Saved entries:
------------

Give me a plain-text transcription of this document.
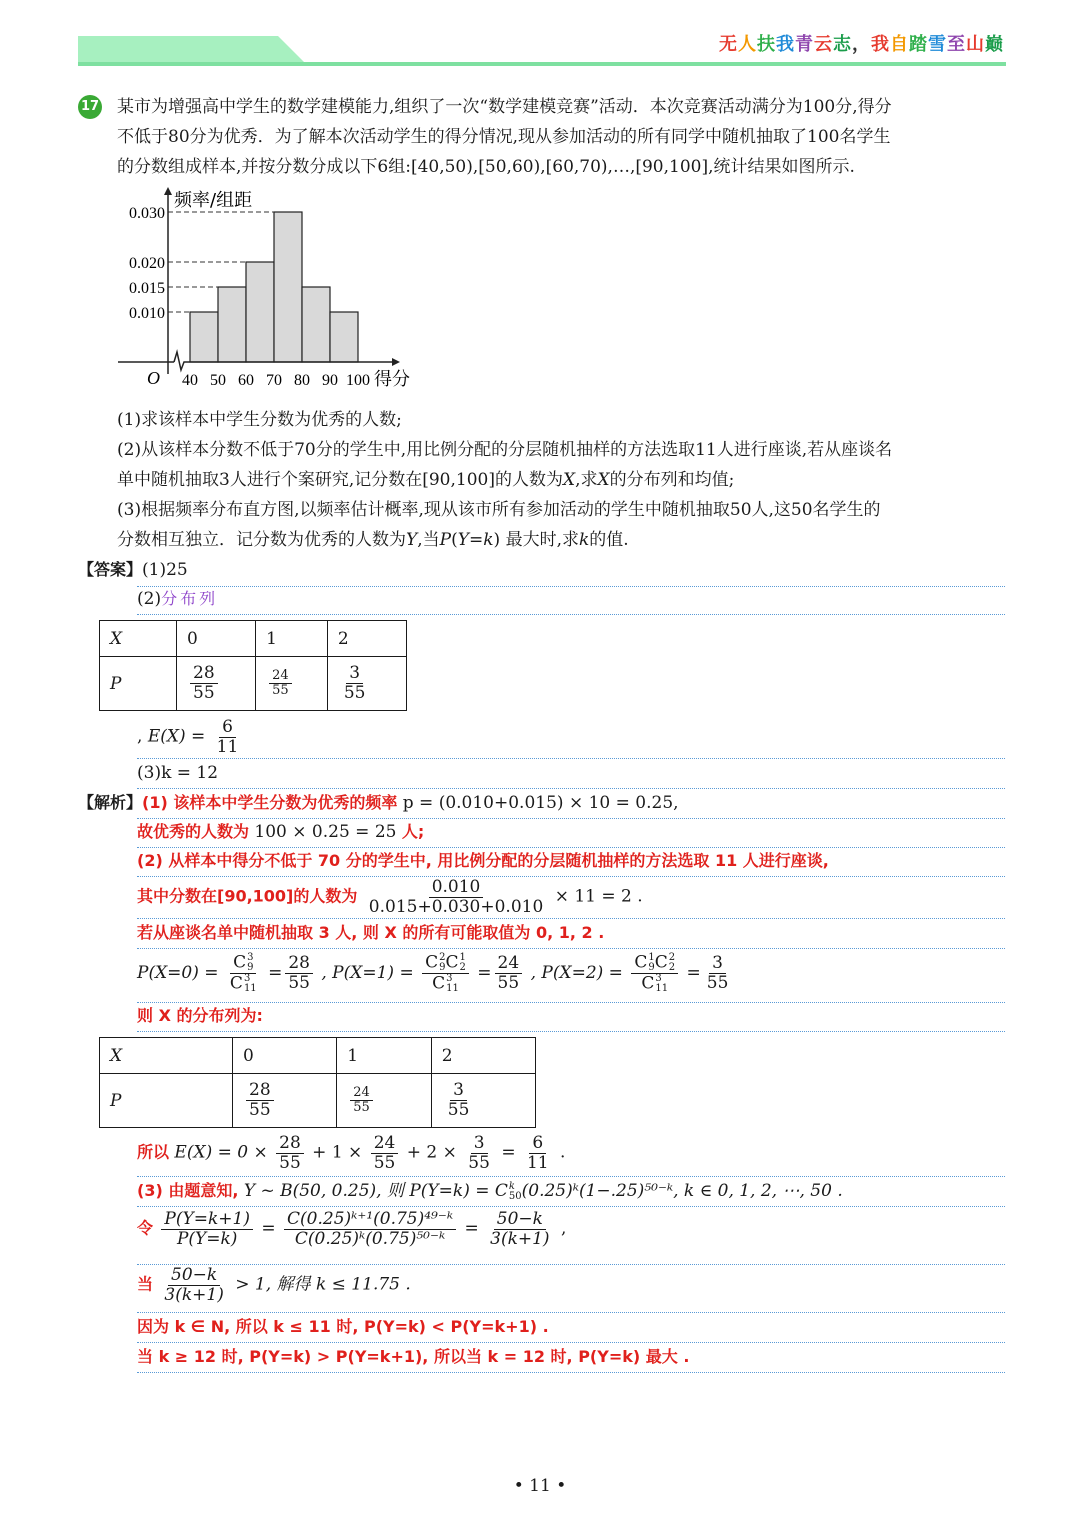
无人扶我青云志，我自踏雪至山巅
17 某市为增强高中学生的数学建模能力,组织了一次“数学建模竞赛”活动．本次竞赛活动满分为100分,得分
不低于80分为优秀．为了解本次活动学生的得分情况,现从参加活动的所有同学中随机抽取了100名学生
的分数组成样本,并按分数分成以下6组:[40,50),[50,60),[60,70),…,[90,100],统计结果如图所示.
0.010
0.015
0.020
0.030
40 50 60 70 80 90 100 得分
频率/组距
O
(1)求该样本中学生分数为优秀的人数;
(2)从该样本分数不低于70分的学生中,用比例分配的分层随机抽样的方法选取11人进行座谈,若从座谈名
单中随机抽取3人进行个案研究,记分数在[90,100]的人数为X,求X的分布列和均值;
(3)根据频率分布直方图,以频率估计概率,现从该市所有参加活动的学生中随机抽取50人,这50名学生的
分数相互独立．记分数为优秀的人数为Y,当P(Y=k) 最大时,求k的值.
【答案】(1)25
(2)分布列
X	0	1	2
P	$\frac{28}{55}$	$\frac{24}{55}$	$\frac{3}{55}$
, $E(X) = \frac{6}{11}$
(3)k = 12
【解析】(1) 该样本中学生分数为优秀的频率 p = (0.010+0.015) × 10 = 0.25,
故优秀的人数为 100 × 0.25 = 25 人;
(2) 从样本中得分不低于 70 分的学生中, 用比例分配的分层随机抽样的方法选取 11 人进行座谈,
其中分数在[90,100]的人数为 $\frac{0.010}{0.015+0.030+0.010} \times 11 = 2$ .
若从座谈名单中随机抽取 3 人, 则 X 的所有可能取值为 0, 1, 2 .
P(X=0) = C 3
9
C 3
$11 = \frac{28}{55}$ , P(X=1) = C 2
9 C 1
2
C 3
$11 = \frac{24}{55}$ , P(X=2) = C 1
9 C 2
2
C 3
$11 = \frac{3}{55}$
则 X 的分布列为:
X	0	1	2
P	$\frac{28}{55}$	$\frac{24}{55}$	$\frac{3}{55}$
所以 $E(X) = 0 \times \frac{28}{55} + 1 \times \frac{24}{55} + 2 \times \frac{3}{55} = \frac{6}{11}$ .
(3) 由题意知, Y ~ B(50, 0.25), 则 P(Y=k) = C k
50 (0.25)ᵏ(1−.25)⁵⁰⁻ᵏ, k ∈ 0, 1, 2, ⋯, 50 .
令 $\frac{P(Y=k+1)}{P(Y=k)} = \frac{\text{C(0.25)ᵏ⁺¹(0.75)⁴⁹⁻ᵏ}}{\text{C(0.25)ᵏ(0.75)⁵⁰⁻ᵏ}} = \frac{50-k}{3(k+1)}$ ,
当 $\frac{50-k}{3(k+1)} > 1$, 解得 k ≤ 11.75 .
因为 k ∈ N, 所以 k ≤ 11 时, P(Y=k) < P(Y=k+1) .
当 k ≥ 12 时, P(Y=k) > P(Y=k+1), 所以当 k = 12 时, P(Y=k) 最大 .
• 11 •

------------

The problem: Print the entries above exactly, taking out only the pictures.

Expected answer:
Give me a plain-text transcription of this document.
无人扶我青云志，我自踏雪至山巅
17 某市为增强高中学生的数学建模能力,组织了一次“数学建模竞赛”活动．本次竞赛活动满分为100分,得分
不低于80分为优秀．为了解本次活动学生的得分情况,现从参加活动的所有同学中随机抽取了100名学生
的分数组成样本,并按分数分成以下6组:[40,50),[50,60),[60,70),…,[90,100],统计结果如图所示.
0.010
0.015
0.020
0.030
40 50 60 70 80 90 100 得分
频率/组距
O
(1)求该样本中学生分数为优秀的人数;
(2)从该样本分数不低于70分的学生中,用比例分配的分层随机抽样的方法选取11人进行座谈,若从座谈名
单中随机抽取3人进行个案研究,记分数在[90,100]的人数为X,求X的分布列和均值;
(3)根据频率分布直方图,以频率估计概率,现从该市所有参加活动的学生中随机抽取50人,这50名学生的
分数相互独立．记分数为优秀的人数为Y,当P(Y=k) 最大时,求k的值.
【答案】(1)25
(2)分布列
X	0	1	2
P	$\frac{28}{55}$	$\frac{24}{55}$	$\frac{3}{55}$
, $E(X) = \frac{6}{11}$
(3)k = 12
【解析】(1) 该样本中学生分数为优秀的频率 p = (0.010+0.015) × 10 = 0.25,
故优秀的人数为 100 × 0.25 = 25 人;
(2) 从样本中得分不低于 70 分的学生中, 用比例分配的分层随机抽样的方法选取 11 人进行座谈,
其中分数在[90,100]的人数为 $\frac{0.010}{0.015+0.030+0.010} \times 11 = 2$ .
若从座谈名单中随机抽取 3 人, 则 X 的所有可能取值为 0, 1, 2 .
P(X=0) = C 3
9
C 3
$11 = \frac{28}{55}$ , P(X=1) = C 2
9 C 1
2
C 3
$11 = \frac{24}{55}$ , P(X=2) = C 1
9 C 2
2
C 3
$11 = \frac{3}{55}$
则 X 的分布列为:
X	0	1	2
P	$\frac{28}{55}$	$\frac{24}{55}$	$\frac{3}{55}$
所以 $E(X) = 0 \times \frac{28}{55} + 1 \times \frac{24}{55} + 2 \times \frac{3}{55} = \frac{6}{11}$ .
(3) 由题意知, Y ~ B(50, 0.25), 则 P(Y=k) = C k
50 (0.25)ᵏ(1−.25)⁵⁰⁻ᵏ, k ∈ 0, 1, 2, ⋯, 50 .
令 $\frac{P(Y=k+1)}{P(Y=k)} = \frac{\text{C(0.25)ᵏ⁺¹(0.75)⁴⁹⁻ᵏ}}{\text{C(0.25)ᵏ(0.75)⁵⁰⁻ᵏ}} = \frac{50-k}{3(k+1)}$ ,
当 $\frac{50-k}{3(k+1)} > 1$, 解得 k ≤ 11.75 .
因为 k ∈ N, 所以 k ≤ 11 时, P(Y=k) < P(Y=k+1) .
当 k ≥ 12 时, P(Y=k) > P(Y=k+1), 所以当 k = 12 时, P(Y=k) 最大 .
• 11 •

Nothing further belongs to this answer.